■ Excerpt provided ■
********************

According to its ABC petition, Kidbox was a distributor of branded children’s apparel, which the company typically sold via subscription-based, e-commerce transactions. Kidbox became unable to pay its debts and, in effort to satisfy its creditors to the extent possible, made an assignment of its assets for their benefit. The assignee – a specially formed Delaware LLCwas charged with liquidating the company’s assets and establishing a procedure to reconcile and ultimately pay creditor claims.

On May 2, the assignee filed a petition in the Court of Chancery that requested the court accept jurisdiction over the assignment consistent with Delaware’s ABC statute. In addition, the petition asked the court to enter an injunction staying “collection and litigation against Kidbox and the assignee” comparable to the Bankruptcy Code’s automatic stay. Notably, while the petition cited prior orders granting similar relief, it did not identify any express statutory authority for the requested relief or include any detail explaining the specific need for the creditor injunction. Rather, the petition focused on the fact that the requested injunction was only intended to apply to persons subject to the Court of Chancery’s personal jurisdiction. The petition also emphasized that the requested injunction was intended to be temporary and that the proposed form of order provided a mechanism for parties to obtain relief from the automatic stay.

********************

■ Exercise requirements ■
A: Using the Kidbox excerpt, decide whether each statement agrees with it, answering yes or no and quoting the deciding words: (i) The assignee filed its petition in the Court of Chancery on May 2. (ii) The petition identified express statutory authority for the creditor injunction. (iii) The requested injunction was meant to be permanent.
B: Write out the Kidbox excerpt verbatim from "According to its" up to and including "pay creditor claims.".
The lines that follow the text play no part in this work.

■ Provided material ■
********************

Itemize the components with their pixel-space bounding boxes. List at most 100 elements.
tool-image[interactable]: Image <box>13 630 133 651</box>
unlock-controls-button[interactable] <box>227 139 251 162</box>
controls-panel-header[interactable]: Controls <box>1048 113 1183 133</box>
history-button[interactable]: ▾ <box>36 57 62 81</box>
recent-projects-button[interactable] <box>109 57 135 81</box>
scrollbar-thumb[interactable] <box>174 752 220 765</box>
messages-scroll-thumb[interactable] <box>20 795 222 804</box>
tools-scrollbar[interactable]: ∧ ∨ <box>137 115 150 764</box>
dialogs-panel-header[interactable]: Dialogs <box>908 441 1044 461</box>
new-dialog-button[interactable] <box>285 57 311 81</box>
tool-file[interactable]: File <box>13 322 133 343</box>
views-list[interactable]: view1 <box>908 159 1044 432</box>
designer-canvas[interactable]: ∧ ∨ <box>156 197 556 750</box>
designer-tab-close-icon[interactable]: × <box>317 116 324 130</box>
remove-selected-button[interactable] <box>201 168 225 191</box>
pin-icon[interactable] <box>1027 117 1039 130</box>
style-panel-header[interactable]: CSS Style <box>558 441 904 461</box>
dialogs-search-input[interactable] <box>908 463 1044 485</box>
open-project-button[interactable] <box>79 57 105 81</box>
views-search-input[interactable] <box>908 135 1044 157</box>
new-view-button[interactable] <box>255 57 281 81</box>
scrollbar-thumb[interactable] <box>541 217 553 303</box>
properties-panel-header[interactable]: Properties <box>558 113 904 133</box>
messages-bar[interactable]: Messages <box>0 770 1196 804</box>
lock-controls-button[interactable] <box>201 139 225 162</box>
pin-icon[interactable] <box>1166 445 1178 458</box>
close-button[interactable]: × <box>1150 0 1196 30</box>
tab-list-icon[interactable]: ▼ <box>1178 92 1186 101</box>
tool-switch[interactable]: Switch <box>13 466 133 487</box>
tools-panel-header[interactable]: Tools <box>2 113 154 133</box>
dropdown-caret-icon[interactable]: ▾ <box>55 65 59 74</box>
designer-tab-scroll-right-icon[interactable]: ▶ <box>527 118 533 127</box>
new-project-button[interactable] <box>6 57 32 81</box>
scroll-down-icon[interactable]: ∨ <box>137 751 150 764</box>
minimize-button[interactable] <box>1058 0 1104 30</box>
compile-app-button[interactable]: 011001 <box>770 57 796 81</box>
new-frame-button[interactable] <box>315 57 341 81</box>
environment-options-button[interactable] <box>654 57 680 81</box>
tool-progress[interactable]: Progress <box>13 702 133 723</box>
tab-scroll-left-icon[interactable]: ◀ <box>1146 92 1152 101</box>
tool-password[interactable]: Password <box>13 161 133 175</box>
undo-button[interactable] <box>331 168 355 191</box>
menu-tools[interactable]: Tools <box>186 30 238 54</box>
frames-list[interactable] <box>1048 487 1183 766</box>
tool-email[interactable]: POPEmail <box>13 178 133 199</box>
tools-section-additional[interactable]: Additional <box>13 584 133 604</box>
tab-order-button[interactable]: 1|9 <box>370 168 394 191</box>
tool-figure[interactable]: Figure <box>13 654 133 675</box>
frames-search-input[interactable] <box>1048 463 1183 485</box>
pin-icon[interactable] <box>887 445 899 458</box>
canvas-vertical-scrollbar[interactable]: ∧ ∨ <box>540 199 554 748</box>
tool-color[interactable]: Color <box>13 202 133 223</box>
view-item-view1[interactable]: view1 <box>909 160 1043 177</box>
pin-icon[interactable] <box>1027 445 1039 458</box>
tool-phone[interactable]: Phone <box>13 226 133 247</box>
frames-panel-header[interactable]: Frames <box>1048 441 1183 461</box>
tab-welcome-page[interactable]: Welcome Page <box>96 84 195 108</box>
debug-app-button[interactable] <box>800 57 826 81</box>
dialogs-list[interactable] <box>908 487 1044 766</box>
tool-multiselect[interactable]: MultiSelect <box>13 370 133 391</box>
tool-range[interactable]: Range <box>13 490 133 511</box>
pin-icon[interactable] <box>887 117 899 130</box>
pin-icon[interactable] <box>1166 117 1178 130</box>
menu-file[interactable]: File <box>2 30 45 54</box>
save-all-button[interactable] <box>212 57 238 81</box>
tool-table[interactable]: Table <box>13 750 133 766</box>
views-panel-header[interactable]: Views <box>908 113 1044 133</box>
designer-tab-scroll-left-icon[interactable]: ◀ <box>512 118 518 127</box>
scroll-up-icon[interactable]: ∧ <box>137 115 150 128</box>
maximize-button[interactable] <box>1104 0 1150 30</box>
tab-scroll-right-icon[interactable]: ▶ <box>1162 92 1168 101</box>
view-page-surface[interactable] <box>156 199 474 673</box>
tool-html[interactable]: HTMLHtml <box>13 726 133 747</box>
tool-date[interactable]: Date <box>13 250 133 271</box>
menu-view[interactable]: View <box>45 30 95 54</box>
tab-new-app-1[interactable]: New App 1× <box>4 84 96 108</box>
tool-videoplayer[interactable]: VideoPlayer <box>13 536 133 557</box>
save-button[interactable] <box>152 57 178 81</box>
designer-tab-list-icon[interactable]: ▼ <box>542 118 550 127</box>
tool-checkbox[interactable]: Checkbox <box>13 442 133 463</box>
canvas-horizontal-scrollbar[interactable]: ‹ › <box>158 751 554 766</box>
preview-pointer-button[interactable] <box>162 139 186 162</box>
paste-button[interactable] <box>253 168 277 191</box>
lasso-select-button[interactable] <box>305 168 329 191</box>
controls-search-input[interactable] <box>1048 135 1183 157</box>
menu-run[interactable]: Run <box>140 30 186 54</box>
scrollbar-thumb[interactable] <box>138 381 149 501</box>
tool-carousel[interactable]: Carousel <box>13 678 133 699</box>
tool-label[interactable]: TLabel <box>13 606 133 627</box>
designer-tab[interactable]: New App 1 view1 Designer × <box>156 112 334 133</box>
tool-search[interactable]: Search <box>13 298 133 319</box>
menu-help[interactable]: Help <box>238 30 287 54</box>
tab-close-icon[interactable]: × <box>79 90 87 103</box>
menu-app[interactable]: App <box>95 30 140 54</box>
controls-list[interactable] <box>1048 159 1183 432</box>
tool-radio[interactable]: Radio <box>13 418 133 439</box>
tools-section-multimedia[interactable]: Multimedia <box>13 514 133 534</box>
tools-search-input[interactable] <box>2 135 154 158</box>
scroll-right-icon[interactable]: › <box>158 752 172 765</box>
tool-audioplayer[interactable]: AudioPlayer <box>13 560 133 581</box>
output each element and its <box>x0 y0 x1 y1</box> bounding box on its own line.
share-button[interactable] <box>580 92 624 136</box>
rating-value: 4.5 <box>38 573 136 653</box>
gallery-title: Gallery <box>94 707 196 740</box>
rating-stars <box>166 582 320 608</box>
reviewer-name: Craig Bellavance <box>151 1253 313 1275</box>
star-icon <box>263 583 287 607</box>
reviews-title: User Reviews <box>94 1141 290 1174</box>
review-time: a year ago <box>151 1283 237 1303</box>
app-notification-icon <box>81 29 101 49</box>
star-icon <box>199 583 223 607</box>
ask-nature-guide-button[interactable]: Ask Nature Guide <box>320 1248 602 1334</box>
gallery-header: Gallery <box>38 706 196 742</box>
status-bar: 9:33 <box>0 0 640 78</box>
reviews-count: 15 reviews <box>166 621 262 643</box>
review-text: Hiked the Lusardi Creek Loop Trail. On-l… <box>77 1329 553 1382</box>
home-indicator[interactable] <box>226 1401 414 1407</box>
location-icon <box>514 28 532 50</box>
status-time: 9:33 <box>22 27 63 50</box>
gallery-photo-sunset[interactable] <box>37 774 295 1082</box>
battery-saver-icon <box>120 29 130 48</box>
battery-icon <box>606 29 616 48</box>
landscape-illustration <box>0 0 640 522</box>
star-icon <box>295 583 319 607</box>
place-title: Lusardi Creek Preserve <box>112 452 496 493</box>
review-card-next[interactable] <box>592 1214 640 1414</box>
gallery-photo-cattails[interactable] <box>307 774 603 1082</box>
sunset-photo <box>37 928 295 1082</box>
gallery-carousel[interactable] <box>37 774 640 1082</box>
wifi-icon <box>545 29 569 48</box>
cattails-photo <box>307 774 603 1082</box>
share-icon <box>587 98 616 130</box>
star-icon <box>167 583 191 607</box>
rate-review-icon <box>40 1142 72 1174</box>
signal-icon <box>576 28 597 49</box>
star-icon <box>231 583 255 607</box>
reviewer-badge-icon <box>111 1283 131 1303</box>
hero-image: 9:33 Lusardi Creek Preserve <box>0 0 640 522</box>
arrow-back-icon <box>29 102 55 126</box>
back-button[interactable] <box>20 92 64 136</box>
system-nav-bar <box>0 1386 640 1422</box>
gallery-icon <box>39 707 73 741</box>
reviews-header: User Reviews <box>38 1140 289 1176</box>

********************

■ Responses by task ■
A:
(i) Yes: "On May 2, the assignee filed a petition in the Court of Chancery"
(ii) No: "it did not identify any express statutory authority for the requested relief"
(iii) No: "the requested injunction was intended to be temporary"

B:
According to its ABC petition, Kidbox was a distributor of branded children’s apparel, which the company typically sold via subscription-based, e-commerce transactions. Kidbox became unable to pay its debts and, in effort to satisfy its creditors to the extent possible, made an assignment of its assets for their benefit. The assignee – a specially formed Delaware LLCwas charged with liquidating the company’s assets and establishing a procedure to reconcile and ultimately pay creditor claims.